### WHAT YOU NEED TO DO
Extract all of the entries and give them again, word for word.

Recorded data
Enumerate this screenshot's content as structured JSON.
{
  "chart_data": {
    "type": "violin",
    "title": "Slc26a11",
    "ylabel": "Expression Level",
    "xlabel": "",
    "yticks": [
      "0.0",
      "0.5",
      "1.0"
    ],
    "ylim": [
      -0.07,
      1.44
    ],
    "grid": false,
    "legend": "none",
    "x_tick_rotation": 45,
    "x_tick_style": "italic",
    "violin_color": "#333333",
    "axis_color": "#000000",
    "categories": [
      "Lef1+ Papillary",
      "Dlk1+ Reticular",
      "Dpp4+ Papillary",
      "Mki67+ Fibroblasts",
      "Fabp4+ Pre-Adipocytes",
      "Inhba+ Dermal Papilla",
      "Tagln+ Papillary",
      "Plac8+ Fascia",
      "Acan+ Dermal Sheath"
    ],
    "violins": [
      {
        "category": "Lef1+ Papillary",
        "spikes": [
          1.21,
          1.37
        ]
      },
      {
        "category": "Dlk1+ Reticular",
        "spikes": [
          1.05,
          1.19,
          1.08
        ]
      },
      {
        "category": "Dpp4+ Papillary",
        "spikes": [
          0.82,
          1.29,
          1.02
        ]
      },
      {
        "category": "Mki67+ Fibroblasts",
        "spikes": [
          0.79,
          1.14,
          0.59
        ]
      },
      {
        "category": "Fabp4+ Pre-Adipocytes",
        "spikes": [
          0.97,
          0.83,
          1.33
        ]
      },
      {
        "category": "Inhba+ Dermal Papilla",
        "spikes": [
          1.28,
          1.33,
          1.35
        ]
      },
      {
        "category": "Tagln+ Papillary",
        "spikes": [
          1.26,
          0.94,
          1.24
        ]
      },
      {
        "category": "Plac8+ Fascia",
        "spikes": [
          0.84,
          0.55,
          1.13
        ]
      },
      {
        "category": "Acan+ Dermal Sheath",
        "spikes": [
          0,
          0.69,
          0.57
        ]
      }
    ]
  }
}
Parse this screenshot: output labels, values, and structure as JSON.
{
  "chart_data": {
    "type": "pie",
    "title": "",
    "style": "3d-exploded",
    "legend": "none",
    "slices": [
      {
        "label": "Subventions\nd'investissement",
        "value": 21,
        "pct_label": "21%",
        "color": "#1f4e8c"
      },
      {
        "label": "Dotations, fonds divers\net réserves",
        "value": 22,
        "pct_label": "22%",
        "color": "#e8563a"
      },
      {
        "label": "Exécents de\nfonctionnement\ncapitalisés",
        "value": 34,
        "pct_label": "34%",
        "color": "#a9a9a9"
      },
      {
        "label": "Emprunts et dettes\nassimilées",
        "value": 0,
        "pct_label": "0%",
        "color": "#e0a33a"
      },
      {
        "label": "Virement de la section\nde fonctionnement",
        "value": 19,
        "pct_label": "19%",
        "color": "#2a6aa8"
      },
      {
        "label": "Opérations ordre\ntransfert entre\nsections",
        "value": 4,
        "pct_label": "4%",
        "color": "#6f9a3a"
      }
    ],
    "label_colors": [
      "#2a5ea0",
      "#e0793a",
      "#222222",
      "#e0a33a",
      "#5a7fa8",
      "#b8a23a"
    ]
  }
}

### COMPLETED EXERCISE
Enumerate this screenshot's content as structured JSON.
{
  "chart_data": {
    "type": "violin",
    "title": "Slc26a11",
    "ylabel": "Expression Level",
    "xlabel": "",
    "yticks": [
      "0.0",
      "0.5",
      "1.0"
    ],
    "ylim": [
      -0.07,
      1.44
    ],
    "grid": false,
    "legend": "none",
    "x_tick_rotation": 45,
    "x_tick_style": "italic",
    "violin_color": "#333333",
    "axis_color": "#000000",
    "categories": [
      "Lef1+ Papillary",
      "Dlk1+ Reticular",
      "Dpp4+ Papillary",
      "Mki67+ Fibroblasts",
      "Fabp4+ Pre-Adipocytes",
      "Inhba+ Dermal Papilla",
      "Tagln+ Papillary",
      "Plac8+ Fascia",
      "Acan+ Dermal Sheath"
    ],
    "violins": [
      {
        "category": "Lef1+ Papillary",
        "spikes": [
          1.21,
          1.37
        ]
      },
      {
        "category": "Dlk1+ Reticular",
        "spikes": [
          1.05,
          1.19,
          1.08
        ]
      },
      {
        "category": "Dpp4+ Papillary",
        "spikes": [
          0.82,
          1.29,
          1.02
        ]
      },
      {
        "category": "Mki67+ Fibroblasts",
        "spikes": [
          0.79,
          1.14,
          0.59
        ]
      },
      {
        "category": "Fabp4+ Pre-Adipocytes",
        "spikes": [
          0.97,
          0.83,
          1.33
        ]
      },
      {
        "category": "Inhba+ Dermal Papilla",
        "spikes": [
          1.28,
          1.33,
          1.35
        ]
      },
      {
        "category": "Tagln+ Papillary",
        "spikes": [
          1.26,
          0.94,
          1.24
        ]
      },
      {
        "category": "Plac8+ Fascia",
        "spikes": [
          0.84,
          0.55,
          1.13
        ]
      },
      {
        "category": "Acan+ Dermal Sheath",
        "spikes": [
          0,
          0.69,
          0.57
        ]
      }
    ]
  }
}
Parse this screenshot: output labels, values, and structure as JSON.
{
  "chart_data": {
    "type": "pie",
    "title": "",
    "style": "3d-exploded",
    "legend": "none",
    "slices": [
      {
        "label": "Subventions\nd'investissement",
        "value": 21,
        "pct_label": "21%",
        "color": "#1f4e8c"
      },
      {
        "label": "Dotations, fonds divers\net réserves",
        "value": 22,
        "pct_label": "22%",
        "color": "#e8563a"
      },
      {
        "label": "Exécents de\nfonctionnement\ncapitalisés",
        "value": 34,
        "pct_label": "34%",
        "color": "#a9a9a9"
      },
      {
        "label": "Emprunts et dettes\nassimilées",
        "value": 0,
        "pct_label": "0%",
        "color": "#e0a33a"
      },
      {
        "label": "Virement de la section\nde fonctionnement",
        "value": 19,
        "pct_label": "19%",
        "color": "#2a6aa8"
      },
      {
        "label": "Opérations ordre\ntransfert entre\nsections",
        "value": 4,
        "pct_label": "4%",
        "color": "#6f9a3a"
      }
    ],
    "label_colors": [
      "#2a5ea0",
      "#e0793a",
      "#222222",
      "#e0a33a",
      "#5a7fa8",
      "#b8a23a"
    ]
  }
}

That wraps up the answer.